** START DATA SUPPLIED **

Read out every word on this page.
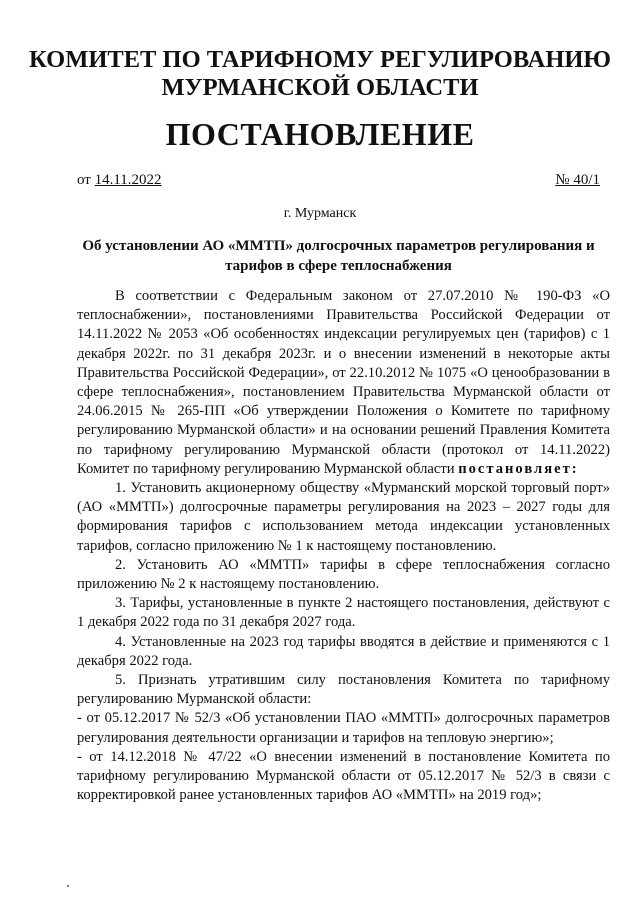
КОМИТЕТ ПО ТАРИФНОМУ РЕГУЛИРОВАНИЮ
МУРМАНСКОЙ ОБЛАСТИ
ПОСТАНОВЛЕНИЕ
от 14.11.2022	№ 40/1
г. Мурманск
Об установлении АО «ММТП» долгосрочных параметров регулирования и
тарифов в сфере теплоснабжения

В соответствии с Федеральным законом от 27.07.2010 № 190-ФЗ «О теплоснабжении», постановлениями Правительства Российской Федерации от 14.11.2022 № 2053 «Об особенностях индексации регулируемых цен (тарифов) с 1 декабря 2022г. по 31 декабря 2023г. и о внесении изменений в некоторые акты Правительства Российской Федерации», от 22.10.2012 № 1075 «О ценообразовании в сфере теплоснабжения», постановлением Правительства Мурманской области от 24.06.2015 № 265-ПП «Об утверждении Положения о Комитете по тарифному регулированию Мурманской области» и на основании решений Правления Комитета по тарифному регулированию Мурманской области (протокол от 14.11.2022) Комитет по тарифному регулированию Мурманской области постановляет:

1. Установить акционерному обществу «Мурманский морской торговый порт» (АО «ММТП») долгосрочные параметры регулирования на 2023 – 2027 годы для формирования тарифов с использованием метода индексации установленных тарифов, согласно приложению № 1 к настоящему постановлению.

2. Установить АО «ММТП» тарифы в сфере теплоснабжения согласно приложению № 2 к настоящему постановлению.

3. Тарифы, установленные в пункте 2 настоящего постановления, действуют с 1 декабря 2022 года по 31 декабря 2027 года.

4. Установленные на 2023 год тарифы вводятся в действие и применяются с 1 декабря 2022 года.

5. Признать утратившим силу постановления Комитета по тарифному регулированию Мурманской области:

- от 05.12.2017 № 52/3 «Об установлении ПАО «ММТП» долгосрочных параметров регулирования деятельности организации и тарифов на тепловую энергию»;

- от 14.12.2018 № 47/22 «О внесении изменений в постановление Комитета по тарифному регулированию Мурманской области от 05.12.2017 № 52/3 в связи с корректировкой ранее установленных тарифов АО «ММТП» на 2019 год»;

** END DATA SUPPLIED **

JOB
Quote every entry exactly, with the pictures omitted.

FINAL RESULT
Read out every word on this page.
КОМИТЕТ ПО ТАРИФНОМУ РЕГУЛИРОВАНИЮ
МУРМАНСКОЙ ОБЛАСТИ
ПОСТАНОВЛЕНИЕ
от 14.11.2022	№ 40/1
г. Мурманск
Об установлении АО «ММТП» долгосрочных параметров регулирования и
тарифов в сфере теплоснабжения

В соответствии с Федеральным законом от 27.07.2010 № 190-ФЗ «О теплоснабжении», постановлениями Правительства Российской Федерации от 14.11.2022 № 2053 «Об особенностях индексации регулируемых цен (тарифов) с 1 декабря 2022г. по 31 декабря 2023г. и о внесении изменений в некоторые акты Правительства Российской Федерации», от 22.10.2012 № 1075 «О ценообразовании в сфере теплоснабжения», постановлением Правительства Мурманской области от 24.06.2015 № 265-ПП «Об утверждении Положения о Комитете по тарифному регулированию Мурманской области» и на основании решений Правления Комитета по тарифному регулированию Мурманской области (протокол от 14.11.2022) Комитет по тарифному регулированию Мурманской области постановляет:

1. Установить акционерному обществу «Мурманский морской торговый порт» (АО «ММТП») долгосрочные параметры регулирования на 2023 – 2027 годы для формирования тарифов с использованием метода индексации установленных тарифов, согласно приложению № 1 к настоящему постановлению.

2. Установить АО «ММТП» тарифы в сфере теплоснабжения согласно приложению № 2 к настоящему постановлению.

3. Тарифы, установленные в пункте 2 настоящего постановления, действуют с 1 декабря 2022 года по 31 декабря 2027 года.

4. Установленные на 2023 год тарифы вводятся в действие и применяются с 1 декабря 2022 года.

5. Признать утратившим силу постановления Комитета по тарифному регулированию Мурманской области:

- от 05.12.2017 № 52/3 «Об установлении ПАО «ММТП» долгосрочных параметров регулирования деятельности организации и тарифов на тепловую энергию»;

- от 14.12.2018 № 47/22 «О внесении изменений в постановление Комитета по тарифному регулированию Мурманской области от 05.12.2017 № 52/3 в связи с корректировкой ранее установленных тарифов АО «ММТП» на 2019 год»;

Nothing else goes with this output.